** start of Supplied entries **

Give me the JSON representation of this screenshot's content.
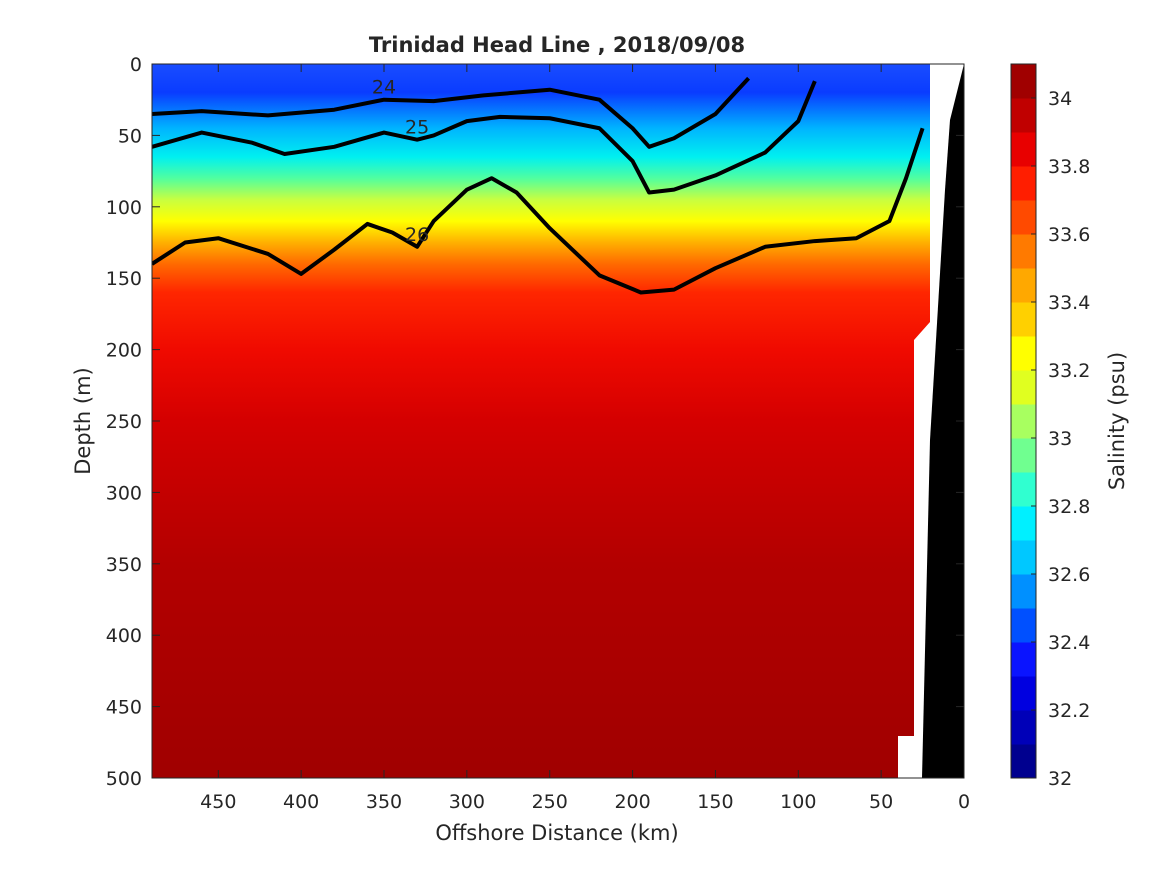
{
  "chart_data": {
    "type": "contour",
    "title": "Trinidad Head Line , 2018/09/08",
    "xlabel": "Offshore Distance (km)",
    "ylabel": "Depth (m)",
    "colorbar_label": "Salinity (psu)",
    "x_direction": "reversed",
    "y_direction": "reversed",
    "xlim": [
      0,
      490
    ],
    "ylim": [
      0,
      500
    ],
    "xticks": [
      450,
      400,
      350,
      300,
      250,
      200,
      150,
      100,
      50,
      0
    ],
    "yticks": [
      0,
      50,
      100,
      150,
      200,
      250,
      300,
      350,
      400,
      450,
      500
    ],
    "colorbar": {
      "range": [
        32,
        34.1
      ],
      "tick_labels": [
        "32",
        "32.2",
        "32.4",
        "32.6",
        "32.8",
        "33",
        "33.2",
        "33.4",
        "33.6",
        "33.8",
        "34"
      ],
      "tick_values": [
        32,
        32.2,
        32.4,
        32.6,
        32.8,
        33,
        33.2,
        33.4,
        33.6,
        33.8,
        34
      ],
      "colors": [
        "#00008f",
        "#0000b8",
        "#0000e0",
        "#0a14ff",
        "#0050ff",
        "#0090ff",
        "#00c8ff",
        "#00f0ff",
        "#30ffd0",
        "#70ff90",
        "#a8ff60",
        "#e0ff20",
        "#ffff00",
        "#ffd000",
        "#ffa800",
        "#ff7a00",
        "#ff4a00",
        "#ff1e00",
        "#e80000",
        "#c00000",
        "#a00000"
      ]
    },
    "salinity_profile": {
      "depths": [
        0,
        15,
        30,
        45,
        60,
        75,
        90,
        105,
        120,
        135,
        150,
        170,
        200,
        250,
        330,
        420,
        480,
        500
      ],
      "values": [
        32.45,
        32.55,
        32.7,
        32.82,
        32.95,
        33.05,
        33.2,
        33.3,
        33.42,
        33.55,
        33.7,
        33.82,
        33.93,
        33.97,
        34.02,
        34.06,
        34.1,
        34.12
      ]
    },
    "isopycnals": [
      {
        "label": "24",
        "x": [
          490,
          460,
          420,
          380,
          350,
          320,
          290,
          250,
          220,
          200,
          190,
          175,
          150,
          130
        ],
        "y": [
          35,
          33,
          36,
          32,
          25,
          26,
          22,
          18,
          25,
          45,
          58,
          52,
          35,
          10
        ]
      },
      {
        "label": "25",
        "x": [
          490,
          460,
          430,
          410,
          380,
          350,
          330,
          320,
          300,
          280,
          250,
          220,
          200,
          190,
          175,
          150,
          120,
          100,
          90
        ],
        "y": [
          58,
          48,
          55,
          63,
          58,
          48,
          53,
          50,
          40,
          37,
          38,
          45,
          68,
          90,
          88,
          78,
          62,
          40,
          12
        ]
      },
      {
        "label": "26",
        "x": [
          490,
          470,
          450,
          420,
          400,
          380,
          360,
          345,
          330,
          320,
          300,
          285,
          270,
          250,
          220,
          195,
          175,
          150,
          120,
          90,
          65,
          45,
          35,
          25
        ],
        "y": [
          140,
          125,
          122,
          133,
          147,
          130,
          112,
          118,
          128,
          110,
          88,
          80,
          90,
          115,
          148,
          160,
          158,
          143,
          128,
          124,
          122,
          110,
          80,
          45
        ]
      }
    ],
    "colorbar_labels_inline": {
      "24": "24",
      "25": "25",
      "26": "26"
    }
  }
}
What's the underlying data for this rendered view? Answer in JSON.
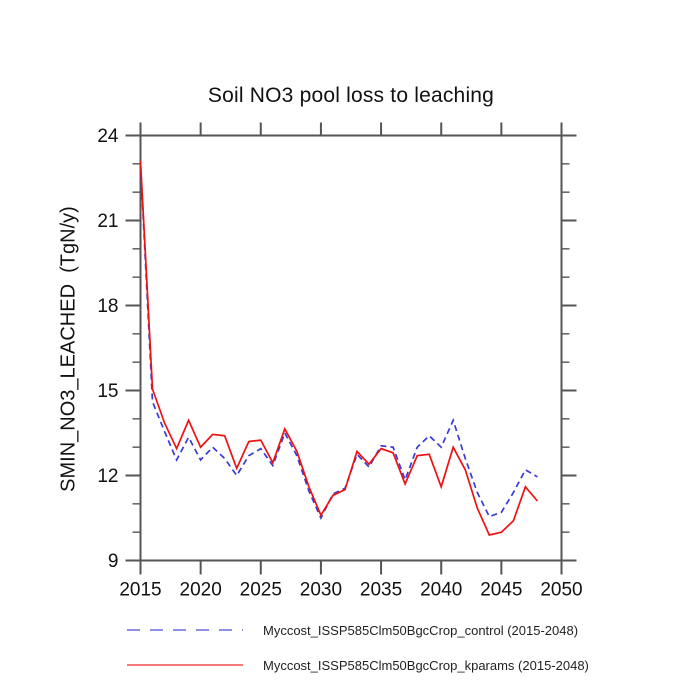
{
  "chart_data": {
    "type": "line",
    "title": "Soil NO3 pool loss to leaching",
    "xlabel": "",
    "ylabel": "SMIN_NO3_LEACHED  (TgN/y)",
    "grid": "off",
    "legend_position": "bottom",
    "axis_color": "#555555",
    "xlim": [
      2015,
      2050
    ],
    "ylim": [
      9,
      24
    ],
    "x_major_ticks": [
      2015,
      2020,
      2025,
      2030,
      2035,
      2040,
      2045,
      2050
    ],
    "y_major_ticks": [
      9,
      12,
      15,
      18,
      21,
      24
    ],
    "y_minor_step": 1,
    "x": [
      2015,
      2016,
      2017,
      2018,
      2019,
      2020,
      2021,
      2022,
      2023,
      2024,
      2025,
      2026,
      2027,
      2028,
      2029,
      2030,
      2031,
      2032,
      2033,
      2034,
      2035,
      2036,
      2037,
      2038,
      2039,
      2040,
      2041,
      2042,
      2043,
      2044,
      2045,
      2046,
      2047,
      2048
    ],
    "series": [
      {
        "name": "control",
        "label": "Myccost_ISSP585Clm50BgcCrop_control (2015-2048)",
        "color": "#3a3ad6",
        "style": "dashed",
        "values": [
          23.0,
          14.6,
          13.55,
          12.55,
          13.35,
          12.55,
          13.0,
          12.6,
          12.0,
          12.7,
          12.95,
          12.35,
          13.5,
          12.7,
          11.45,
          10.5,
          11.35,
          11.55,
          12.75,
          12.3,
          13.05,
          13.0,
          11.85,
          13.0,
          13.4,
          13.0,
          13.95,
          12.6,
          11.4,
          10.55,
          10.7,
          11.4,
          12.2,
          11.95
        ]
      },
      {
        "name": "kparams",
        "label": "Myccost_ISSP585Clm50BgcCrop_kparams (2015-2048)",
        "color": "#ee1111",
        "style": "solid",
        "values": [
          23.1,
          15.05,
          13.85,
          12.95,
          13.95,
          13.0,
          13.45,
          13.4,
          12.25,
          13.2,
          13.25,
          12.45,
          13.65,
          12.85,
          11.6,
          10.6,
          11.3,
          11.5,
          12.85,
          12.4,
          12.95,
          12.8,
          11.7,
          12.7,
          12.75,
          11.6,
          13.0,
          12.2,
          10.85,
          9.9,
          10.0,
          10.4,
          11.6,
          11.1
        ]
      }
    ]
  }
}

** end of Supplied entries **
** start of Supplied entries **

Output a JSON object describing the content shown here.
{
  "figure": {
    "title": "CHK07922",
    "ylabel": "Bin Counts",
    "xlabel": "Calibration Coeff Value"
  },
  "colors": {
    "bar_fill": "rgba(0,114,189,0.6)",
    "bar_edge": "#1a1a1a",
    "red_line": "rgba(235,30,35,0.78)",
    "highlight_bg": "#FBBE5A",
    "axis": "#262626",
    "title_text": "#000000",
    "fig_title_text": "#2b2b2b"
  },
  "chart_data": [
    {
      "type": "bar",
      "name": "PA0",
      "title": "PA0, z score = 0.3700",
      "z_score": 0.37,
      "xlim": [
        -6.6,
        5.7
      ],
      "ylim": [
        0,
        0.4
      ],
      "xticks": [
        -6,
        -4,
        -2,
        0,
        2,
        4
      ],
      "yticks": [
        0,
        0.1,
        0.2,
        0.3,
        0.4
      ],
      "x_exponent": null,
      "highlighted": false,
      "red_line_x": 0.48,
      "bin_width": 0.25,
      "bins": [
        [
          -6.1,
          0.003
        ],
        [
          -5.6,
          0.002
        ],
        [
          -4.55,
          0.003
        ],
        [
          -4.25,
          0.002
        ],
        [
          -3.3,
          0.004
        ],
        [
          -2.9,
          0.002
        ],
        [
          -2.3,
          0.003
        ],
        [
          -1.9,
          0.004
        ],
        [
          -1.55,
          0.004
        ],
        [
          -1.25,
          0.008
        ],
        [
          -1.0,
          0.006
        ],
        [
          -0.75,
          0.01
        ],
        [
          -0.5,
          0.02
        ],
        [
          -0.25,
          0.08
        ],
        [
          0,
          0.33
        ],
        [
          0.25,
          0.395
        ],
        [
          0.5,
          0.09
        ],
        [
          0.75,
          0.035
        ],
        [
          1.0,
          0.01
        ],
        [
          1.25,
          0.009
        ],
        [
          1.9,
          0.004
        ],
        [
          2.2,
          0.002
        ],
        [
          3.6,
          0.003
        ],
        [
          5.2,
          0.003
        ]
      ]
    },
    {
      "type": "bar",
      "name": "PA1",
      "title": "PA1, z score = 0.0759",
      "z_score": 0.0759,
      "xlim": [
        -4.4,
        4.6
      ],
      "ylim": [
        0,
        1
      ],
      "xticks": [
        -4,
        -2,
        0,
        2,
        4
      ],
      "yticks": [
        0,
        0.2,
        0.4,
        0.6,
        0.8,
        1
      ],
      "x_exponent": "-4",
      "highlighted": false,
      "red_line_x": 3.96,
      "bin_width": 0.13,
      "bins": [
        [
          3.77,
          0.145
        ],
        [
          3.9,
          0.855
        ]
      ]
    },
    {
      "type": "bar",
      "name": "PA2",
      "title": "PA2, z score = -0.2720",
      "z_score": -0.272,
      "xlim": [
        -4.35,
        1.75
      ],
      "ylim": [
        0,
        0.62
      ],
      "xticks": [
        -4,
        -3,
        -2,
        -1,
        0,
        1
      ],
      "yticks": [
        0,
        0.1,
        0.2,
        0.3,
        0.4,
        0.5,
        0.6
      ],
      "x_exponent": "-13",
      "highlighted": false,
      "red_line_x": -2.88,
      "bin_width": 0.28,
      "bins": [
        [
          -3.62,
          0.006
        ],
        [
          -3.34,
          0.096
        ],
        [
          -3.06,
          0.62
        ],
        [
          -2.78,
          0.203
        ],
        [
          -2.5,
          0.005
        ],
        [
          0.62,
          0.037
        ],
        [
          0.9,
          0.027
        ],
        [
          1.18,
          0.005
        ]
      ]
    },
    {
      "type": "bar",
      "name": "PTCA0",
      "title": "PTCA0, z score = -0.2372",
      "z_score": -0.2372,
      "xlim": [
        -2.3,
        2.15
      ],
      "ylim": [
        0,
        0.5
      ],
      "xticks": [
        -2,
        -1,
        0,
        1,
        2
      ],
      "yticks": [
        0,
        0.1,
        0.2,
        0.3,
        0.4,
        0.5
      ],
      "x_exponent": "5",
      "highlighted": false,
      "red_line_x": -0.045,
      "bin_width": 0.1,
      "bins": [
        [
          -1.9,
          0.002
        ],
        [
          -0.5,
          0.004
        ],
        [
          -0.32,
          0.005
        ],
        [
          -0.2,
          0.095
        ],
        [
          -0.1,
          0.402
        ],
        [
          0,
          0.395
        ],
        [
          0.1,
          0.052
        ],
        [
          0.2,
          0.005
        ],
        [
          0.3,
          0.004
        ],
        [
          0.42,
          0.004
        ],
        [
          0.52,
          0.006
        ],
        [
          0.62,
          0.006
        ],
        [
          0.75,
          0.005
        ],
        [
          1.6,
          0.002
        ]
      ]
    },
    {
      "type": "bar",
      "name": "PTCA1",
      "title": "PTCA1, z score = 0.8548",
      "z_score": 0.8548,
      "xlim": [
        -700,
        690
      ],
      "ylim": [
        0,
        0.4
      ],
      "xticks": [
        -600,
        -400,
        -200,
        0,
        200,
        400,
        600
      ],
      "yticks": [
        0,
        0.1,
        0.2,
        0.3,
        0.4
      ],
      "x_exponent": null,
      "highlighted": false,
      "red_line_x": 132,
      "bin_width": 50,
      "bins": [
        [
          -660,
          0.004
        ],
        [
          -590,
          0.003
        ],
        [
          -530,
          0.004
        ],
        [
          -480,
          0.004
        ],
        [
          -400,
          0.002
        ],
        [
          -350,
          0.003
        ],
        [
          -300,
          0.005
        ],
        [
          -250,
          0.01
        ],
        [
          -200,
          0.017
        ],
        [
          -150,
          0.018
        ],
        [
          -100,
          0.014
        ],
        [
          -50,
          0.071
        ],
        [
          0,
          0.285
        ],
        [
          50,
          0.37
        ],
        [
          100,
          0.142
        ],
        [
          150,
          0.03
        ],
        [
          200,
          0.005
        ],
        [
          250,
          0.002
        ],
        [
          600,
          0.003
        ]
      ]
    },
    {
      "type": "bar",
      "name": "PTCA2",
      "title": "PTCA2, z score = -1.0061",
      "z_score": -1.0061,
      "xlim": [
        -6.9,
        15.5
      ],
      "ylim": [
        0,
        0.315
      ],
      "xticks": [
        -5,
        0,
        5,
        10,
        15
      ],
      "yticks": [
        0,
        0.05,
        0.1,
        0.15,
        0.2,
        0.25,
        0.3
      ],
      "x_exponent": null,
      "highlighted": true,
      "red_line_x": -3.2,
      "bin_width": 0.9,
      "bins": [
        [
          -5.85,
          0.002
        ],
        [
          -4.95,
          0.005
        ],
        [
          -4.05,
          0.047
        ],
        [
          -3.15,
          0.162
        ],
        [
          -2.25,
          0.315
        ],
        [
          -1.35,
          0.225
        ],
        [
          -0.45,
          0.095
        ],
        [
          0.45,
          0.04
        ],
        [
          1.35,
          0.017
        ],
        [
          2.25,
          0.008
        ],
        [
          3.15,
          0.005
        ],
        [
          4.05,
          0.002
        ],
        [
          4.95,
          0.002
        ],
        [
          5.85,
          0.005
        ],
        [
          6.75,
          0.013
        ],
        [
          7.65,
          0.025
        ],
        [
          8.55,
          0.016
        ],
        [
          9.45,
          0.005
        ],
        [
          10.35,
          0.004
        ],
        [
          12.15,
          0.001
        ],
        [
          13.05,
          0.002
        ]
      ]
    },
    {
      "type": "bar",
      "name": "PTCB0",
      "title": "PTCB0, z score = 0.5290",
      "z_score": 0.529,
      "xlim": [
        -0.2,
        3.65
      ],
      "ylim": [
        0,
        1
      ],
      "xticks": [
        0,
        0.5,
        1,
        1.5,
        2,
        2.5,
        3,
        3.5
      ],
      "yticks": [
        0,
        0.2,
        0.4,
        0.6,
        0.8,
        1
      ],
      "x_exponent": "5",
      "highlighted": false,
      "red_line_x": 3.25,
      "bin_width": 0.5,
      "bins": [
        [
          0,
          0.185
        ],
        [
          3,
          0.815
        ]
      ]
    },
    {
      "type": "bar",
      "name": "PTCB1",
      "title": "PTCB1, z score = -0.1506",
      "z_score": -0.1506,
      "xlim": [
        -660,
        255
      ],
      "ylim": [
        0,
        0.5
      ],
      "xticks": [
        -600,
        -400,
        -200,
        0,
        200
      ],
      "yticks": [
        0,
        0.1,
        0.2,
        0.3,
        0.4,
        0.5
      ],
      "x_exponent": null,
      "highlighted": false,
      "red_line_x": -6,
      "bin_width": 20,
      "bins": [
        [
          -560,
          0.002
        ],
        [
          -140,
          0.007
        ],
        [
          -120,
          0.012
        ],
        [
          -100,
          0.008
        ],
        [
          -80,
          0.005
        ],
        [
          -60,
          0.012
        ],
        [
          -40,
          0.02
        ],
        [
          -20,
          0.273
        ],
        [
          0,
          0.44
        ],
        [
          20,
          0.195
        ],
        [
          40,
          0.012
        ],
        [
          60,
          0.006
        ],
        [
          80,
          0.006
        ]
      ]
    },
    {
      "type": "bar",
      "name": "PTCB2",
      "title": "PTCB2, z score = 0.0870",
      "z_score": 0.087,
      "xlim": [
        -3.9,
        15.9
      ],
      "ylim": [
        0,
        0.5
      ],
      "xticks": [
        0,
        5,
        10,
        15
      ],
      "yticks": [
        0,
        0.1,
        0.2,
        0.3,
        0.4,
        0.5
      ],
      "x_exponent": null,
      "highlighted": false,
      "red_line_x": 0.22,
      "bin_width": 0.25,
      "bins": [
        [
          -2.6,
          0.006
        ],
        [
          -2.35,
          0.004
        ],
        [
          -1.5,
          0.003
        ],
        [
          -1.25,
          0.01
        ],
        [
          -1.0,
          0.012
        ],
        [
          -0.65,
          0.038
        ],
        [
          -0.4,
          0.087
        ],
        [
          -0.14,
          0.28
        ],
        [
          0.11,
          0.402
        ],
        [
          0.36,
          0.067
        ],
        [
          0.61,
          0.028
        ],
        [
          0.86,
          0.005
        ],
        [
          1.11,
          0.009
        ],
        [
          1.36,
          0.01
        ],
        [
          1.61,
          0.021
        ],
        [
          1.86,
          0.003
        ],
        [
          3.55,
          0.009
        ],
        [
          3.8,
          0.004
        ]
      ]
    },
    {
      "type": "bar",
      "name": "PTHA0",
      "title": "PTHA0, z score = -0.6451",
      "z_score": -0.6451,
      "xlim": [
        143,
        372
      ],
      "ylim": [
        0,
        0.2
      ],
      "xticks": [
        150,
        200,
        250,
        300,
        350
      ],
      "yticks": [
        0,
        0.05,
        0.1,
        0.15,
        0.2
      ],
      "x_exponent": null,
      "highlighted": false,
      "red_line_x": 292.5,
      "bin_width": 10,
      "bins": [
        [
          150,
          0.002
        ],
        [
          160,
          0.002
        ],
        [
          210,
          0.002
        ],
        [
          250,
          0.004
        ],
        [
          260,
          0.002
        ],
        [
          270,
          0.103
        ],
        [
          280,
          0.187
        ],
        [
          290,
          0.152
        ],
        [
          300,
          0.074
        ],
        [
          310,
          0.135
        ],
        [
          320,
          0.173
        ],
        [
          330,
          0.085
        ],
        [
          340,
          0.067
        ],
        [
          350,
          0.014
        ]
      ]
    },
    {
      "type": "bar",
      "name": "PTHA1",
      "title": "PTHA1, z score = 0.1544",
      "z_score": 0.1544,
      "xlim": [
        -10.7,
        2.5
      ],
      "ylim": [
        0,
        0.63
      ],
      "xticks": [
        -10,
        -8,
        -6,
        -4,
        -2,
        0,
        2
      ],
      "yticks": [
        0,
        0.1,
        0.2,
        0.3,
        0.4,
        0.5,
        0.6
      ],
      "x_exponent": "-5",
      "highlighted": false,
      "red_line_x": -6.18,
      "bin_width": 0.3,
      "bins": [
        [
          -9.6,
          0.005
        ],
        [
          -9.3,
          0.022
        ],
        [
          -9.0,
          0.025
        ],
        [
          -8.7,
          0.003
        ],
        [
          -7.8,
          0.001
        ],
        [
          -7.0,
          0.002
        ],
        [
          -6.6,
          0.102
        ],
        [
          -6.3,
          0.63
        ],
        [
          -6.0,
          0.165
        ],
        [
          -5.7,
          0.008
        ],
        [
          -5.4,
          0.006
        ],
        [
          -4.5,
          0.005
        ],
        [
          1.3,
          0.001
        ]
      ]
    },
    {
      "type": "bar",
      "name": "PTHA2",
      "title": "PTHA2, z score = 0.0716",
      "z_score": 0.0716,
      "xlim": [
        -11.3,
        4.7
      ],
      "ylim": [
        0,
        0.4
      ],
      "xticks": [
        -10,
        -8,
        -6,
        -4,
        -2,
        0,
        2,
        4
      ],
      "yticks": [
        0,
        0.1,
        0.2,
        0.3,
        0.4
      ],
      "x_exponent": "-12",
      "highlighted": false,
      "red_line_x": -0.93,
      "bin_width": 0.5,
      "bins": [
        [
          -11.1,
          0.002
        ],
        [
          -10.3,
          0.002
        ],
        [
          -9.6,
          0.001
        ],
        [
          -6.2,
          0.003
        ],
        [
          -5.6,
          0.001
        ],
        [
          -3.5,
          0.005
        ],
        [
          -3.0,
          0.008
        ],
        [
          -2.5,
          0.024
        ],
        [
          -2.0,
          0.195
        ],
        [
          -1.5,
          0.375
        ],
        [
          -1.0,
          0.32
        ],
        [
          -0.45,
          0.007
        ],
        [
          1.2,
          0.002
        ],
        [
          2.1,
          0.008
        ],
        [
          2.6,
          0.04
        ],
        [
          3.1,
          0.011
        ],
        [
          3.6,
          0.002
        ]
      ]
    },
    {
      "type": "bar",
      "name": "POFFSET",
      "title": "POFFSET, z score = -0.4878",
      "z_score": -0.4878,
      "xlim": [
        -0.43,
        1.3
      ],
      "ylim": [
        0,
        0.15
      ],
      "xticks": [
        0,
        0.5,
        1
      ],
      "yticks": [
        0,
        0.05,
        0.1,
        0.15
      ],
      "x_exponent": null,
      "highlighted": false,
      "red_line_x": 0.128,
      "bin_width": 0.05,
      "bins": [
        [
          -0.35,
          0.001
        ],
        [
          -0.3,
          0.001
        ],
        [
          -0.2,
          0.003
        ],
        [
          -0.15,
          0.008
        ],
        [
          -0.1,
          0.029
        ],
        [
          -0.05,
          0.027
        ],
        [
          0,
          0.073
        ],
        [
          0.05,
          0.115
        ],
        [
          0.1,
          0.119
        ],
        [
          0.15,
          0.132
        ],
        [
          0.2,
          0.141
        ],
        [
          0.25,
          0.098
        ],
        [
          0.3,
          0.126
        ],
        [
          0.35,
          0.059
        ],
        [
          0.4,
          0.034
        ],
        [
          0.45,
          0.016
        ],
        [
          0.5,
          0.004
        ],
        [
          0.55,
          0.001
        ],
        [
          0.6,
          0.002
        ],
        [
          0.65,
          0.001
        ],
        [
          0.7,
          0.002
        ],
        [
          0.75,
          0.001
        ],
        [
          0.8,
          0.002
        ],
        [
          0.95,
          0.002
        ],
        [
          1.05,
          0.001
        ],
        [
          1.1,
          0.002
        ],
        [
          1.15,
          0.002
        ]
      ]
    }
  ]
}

** end of Supplied entries **

**What the task asks**
Show all lines from the records above where the word "xlabel" occurs.

**Task solution**
    "xlabel": "Offshore Distance (km)",
    "xlabel": "",
    "xlabel": "Calibration Coeff Value"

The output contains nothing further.